===== Data listing

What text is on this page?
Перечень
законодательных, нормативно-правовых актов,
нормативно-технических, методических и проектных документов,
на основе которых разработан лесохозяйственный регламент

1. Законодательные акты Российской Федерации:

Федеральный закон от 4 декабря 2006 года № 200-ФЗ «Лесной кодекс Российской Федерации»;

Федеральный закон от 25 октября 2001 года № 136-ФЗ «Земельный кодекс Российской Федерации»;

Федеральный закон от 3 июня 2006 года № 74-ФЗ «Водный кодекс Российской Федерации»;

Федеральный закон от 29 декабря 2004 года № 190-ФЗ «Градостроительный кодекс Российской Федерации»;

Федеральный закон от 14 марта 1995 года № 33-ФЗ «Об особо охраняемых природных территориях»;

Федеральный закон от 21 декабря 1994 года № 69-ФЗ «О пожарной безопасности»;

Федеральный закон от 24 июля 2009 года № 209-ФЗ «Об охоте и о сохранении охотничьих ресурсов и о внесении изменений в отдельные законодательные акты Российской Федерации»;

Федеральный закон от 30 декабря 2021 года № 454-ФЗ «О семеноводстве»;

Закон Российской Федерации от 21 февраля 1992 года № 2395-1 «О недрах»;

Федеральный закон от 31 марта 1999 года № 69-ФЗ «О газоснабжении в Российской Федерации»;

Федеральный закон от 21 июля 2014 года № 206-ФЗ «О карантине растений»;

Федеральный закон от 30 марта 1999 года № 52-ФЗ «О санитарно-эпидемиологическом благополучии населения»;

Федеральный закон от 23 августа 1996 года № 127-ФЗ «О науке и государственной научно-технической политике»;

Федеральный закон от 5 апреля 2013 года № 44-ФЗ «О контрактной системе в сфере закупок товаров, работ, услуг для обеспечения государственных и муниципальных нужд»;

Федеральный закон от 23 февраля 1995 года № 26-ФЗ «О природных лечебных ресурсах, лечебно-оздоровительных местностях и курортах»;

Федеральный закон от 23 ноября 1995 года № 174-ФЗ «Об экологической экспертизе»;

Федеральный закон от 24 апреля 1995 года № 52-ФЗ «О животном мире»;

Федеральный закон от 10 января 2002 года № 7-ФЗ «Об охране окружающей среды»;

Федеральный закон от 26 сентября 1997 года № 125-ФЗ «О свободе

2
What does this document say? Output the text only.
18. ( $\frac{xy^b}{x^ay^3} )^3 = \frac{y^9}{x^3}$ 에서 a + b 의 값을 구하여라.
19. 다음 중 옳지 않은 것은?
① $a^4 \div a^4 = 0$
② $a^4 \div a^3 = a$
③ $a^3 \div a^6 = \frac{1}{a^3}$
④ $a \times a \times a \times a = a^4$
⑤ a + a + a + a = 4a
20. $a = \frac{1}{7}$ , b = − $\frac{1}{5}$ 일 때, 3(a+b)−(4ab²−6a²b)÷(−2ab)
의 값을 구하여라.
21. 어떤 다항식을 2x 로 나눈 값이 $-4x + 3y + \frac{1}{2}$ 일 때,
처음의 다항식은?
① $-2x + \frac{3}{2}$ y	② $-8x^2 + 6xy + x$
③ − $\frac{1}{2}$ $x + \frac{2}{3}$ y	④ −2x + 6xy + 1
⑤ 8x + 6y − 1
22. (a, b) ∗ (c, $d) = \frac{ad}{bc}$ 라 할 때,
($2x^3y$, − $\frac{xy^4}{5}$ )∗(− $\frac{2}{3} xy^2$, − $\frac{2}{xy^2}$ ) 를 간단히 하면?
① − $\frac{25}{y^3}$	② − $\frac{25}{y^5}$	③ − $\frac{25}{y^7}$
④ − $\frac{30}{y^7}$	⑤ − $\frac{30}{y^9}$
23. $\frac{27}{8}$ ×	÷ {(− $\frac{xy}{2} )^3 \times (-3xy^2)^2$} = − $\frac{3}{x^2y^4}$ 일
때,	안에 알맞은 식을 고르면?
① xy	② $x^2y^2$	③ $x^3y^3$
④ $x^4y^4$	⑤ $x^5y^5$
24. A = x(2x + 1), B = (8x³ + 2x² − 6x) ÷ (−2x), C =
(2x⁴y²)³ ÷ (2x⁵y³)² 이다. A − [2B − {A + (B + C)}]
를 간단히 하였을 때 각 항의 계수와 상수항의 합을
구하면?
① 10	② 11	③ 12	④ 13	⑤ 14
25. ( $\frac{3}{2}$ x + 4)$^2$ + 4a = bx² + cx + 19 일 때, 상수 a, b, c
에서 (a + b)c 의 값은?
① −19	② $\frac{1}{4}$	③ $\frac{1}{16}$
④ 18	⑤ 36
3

==========

**Exercise requirements**
Give back exactly the lines from the line containing "What does this" to the end of the entries, and no other lines.

**Exercise result**
What does this document say? Output the text only.
18. ( $\frac{xy^b}{x^ay^3} )^3 = \frac{y^9}{x^3}$ 에서 a + b 의 값을 구하여라.
19. 다음 중 옳지 않은 것은?
① $a^4 \div a^4 = 0$
② $a^4 \div a^3 = a$
③ $a^3 \div a^6 = \frac{1}{a^3}$
④ $a \times a \times a \times a = a^4$
⑤ a + a + a + a = 4a
20. $a = \frac{1}{7}$ , b = − $\frac{1}{5}$ 일 때, 3(a+b)−(4ab²−6a²b)÷(−2ab)
의 값을 구하여라.
21. 어떤 다항식을 2x 로 나눈 값이 $-4x + 3y + \frac{1}{2}$ 일 때,
처음의 다항식은?
① $-2x + \frac{3}{2}$ y	② $-8x^2 + 6xy + x$
③ − $\frac{1}{2}$ $x + \frac{2}{3}$ y	④ −2x + 6xy + 1
⑤ 8x + 6y − 1
22. (a, b) ∗ (c, $d) = \frac{ad}{bc}$ 라 할 때,
($2x^3y$, − $\frac{xy^4}{5}$ )∗(− $\frac{2}{3} xy^2$, − $\frac{2}{xy^2}$ ) 를 간단히 하면?
① − $\frac{25}{y^3}$	② − $\frac{25}{y^5}$	③ − $\frac{25}{y^7}$
④ − $\frac{30}{y^7}$	⑤ − $\frac{30}{y^9}$
23. $\frac{27}{8}$ ×	÷ {(− $\frac{xy}{2} )^3 \times (-3xy^2)^2$} = − $\frac{3}{x^2y^4}$ 일
때,	안에 알맞은 식을 고르면?
① xy	② $x^2y^2$	③ $x^3y^3$
④ $x^4y^4$	⑤ $x^5y^5$
24. A = x(2x + 1), B = (8x³ + 2x² − 6x) ÷ (−2x), C =
(2x⁴y²)³ ÷ (2x⁵y³)² 이다. A − [2B − {A + (B + C)}]
를 간단히 하였을 때 각 항의 계수와 상수항의 합을
구하면?
① 10	② 11	③ 12	④ 13	⑤ 14
25. ( $\frac{3}{2}$ x + 4)$^2$ + 4a = bx² + cx + 19 일 때, 상수 a, b, c
에서 (a + b)c 의 값은?
① −19	② $\frac{1}{4}$	③ $\frac{1}{16}$
④ 18	⑤ 36
3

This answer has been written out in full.